*Given instruction*
Which lines hold the word "прессов"? Copy each of them.
-- Start of Data shown --
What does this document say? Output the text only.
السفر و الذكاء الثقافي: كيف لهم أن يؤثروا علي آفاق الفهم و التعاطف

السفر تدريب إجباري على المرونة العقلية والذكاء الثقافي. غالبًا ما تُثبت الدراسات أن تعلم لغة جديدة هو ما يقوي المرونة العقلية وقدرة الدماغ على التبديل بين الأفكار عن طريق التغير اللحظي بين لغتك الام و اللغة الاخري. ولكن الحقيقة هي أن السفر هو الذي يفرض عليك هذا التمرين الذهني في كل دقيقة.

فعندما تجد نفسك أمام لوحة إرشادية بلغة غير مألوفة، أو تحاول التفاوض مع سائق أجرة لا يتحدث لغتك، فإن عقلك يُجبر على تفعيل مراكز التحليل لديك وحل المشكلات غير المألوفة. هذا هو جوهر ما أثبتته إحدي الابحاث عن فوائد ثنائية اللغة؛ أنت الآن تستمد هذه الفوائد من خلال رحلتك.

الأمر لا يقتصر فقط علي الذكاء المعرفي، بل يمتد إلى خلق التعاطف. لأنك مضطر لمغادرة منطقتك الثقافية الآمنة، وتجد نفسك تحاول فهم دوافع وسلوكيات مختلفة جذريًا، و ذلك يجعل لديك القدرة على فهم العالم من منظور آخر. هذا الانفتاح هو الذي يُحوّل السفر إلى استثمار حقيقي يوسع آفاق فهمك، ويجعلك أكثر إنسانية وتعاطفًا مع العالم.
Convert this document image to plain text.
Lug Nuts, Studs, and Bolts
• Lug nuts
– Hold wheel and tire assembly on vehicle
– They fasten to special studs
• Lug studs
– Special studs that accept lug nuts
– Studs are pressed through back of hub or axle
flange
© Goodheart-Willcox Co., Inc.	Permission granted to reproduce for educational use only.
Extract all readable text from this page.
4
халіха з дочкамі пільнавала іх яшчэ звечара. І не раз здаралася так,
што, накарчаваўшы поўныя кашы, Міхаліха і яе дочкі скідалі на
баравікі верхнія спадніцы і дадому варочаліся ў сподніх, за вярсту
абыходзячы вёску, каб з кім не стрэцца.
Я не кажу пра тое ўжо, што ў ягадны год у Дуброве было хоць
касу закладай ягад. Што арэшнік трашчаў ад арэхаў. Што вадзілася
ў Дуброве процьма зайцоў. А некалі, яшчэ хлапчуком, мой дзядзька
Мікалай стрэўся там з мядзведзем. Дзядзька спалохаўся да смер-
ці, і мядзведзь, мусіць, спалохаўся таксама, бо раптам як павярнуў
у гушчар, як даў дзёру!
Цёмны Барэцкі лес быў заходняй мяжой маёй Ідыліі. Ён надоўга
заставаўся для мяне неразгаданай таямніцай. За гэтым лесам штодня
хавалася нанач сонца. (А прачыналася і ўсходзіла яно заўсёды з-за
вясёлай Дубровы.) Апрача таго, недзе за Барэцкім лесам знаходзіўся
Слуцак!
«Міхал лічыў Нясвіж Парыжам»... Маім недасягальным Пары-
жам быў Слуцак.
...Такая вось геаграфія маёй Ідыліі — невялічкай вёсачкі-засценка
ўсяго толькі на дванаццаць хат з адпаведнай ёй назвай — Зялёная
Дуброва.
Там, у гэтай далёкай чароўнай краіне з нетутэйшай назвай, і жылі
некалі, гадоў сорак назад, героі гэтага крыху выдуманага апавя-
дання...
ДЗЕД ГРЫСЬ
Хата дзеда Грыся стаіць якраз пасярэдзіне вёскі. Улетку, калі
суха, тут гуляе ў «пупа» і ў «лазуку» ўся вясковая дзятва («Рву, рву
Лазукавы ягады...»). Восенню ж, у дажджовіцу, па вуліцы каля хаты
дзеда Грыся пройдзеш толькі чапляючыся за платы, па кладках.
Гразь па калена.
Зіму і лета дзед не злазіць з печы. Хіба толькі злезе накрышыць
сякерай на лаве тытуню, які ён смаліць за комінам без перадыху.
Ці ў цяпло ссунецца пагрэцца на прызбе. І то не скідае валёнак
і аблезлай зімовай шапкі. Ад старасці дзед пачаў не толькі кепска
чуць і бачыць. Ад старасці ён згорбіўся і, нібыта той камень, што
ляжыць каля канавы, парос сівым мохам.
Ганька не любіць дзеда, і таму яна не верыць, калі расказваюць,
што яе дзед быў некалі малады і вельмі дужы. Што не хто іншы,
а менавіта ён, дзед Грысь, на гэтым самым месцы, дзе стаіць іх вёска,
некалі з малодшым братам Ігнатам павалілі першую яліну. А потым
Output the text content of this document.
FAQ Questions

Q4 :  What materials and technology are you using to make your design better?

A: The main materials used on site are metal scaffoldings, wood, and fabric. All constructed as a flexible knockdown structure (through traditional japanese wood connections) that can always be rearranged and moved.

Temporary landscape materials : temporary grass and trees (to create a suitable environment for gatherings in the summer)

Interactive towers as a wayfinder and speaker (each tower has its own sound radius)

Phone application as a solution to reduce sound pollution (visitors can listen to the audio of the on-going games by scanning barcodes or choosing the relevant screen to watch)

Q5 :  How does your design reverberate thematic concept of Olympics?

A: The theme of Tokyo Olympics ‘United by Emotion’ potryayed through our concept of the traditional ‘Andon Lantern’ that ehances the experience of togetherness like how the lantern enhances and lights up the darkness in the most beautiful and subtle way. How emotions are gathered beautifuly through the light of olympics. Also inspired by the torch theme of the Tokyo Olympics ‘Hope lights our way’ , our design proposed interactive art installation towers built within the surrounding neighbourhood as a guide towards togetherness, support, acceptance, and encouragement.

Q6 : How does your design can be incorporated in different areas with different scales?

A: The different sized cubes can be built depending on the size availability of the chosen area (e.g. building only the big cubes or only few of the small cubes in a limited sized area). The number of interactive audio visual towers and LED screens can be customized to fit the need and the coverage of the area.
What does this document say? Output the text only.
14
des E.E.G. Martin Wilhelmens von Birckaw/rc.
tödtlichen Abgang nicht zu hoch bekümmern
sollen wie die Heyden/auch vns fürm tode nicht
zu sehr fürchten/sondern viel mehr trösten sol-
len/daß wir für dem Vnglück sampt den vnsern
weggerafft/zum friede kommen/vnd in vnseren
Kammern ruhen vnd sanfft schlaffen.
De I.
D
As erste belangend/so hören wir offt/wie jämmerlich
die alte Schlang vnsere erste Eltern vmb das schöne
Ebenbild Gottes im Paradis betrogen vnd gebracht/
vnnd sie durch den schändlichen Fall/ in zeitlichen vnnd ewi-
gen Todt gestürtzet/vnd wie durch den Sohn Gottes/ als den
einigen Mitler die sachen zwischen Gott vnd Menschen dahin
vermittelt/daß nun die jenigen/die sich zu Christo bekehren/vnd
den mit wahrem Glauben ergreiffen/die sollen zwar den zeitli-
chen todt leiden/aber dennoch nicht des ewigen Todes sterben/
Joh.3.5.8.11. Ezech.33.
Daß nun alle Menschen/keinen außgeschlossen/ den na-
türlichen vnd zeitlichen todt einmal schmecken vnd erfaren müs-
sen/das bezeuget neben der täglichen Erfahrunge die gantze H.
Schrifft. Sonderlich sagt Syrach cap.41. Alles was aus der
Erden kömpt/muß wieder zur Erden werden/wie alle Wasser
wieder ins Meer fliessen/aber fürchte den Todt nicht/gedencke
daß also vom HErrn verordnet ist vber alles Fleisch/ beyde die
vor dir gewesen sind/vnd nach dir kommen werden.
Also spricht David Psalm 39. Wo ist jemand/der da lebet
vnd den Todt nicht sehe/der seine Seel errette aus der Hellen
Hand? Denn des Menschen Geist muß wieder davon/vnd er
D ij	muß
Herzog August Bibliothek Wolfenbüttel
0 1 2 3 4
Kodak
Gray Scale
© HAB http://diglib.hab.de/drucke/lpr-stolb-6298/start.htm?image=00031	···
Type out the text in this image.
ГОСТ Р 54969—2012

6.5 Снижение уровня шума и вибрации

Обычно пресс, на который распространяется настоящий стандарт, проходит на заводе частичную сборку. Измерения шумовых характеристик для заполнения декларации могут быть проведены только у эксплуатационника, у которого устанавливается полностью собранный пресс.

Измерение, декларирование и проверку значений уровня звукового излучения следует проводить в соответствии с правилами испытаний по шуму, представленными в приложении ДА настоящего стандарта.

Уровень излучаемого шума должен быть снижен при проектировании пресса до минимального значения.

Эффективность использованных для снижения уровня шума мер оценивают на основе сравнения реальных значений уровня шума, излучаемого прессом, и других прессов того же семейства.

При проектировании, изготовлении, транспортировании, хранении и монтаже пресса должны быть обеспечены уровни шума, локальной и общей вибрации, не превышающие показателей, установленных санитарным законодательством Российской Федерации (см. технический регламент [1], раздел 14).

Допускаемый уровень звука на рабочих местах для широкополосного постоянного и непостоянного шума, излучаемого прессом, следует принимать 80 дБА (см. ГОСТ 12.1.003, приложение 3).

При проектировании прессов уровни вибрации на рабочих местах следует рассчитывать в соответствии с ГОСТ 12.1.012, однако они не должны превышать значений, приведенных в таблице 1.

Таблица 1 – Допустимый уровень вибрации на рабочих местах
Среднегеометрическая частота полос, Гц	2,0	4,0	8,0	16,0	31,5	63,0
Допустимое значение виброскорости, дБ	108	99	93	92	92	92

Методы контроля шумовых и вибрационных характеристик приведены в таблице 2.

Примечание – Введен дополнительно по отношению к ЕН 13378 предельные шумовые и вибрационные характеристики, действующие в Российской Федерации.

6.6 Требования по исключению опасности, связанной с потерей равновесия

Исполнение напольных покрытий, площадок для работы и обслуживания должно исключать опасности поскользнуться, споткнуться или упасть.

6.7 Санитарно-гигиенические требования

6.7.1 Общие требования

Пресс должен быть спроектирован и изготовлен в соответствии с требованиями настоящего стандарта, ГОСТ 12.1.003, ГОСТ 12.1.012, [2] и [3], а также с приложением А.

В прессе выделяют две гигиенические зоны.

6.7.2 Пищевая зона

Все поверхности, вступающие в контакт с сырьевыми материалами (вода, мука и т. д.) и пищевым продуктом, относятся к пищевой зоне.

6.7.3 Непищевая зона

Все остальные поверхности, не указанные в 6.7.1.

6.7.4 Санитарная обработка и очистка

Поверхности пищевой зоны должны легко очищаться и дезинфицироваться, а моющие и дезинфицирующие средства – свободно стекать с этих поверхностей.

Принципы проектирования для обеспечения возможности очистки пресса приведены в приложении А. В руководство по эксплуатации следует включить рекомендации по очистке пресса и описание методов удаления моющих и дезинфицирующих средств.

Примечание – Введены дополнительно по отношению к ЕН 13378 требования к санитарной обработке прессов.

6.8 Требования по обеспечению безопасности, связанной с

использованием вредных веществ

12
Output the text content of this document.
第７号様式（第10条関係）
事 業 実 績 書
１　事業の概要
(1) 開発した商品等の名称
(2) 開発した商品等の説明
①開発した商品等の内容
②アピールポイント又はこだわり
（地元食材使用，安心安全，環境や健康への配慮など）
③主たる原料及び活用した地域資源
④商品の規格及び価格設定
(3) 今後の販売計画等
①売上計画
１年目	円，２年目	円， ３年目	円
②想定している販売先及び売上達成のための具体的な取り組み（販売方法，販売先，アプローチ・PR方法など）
-- End of Data shown --
*Final answer*
Эффективность использованных для снижения уровня шума мер оценивают на основе сравнения реальных значений уровня шума, излучаемого прессом, и других прессов того же семейства.
При проектировании прессов уровни вибрации на рабочих местах следует рассчитывать в соответствии с ГОСТ 12.1.012, однако они не должны превышать значений, приведенных в таблице 1.
Примечание – Введены дополнительно по отношению к ЕН 13378 требования к санитарной обработке прессов.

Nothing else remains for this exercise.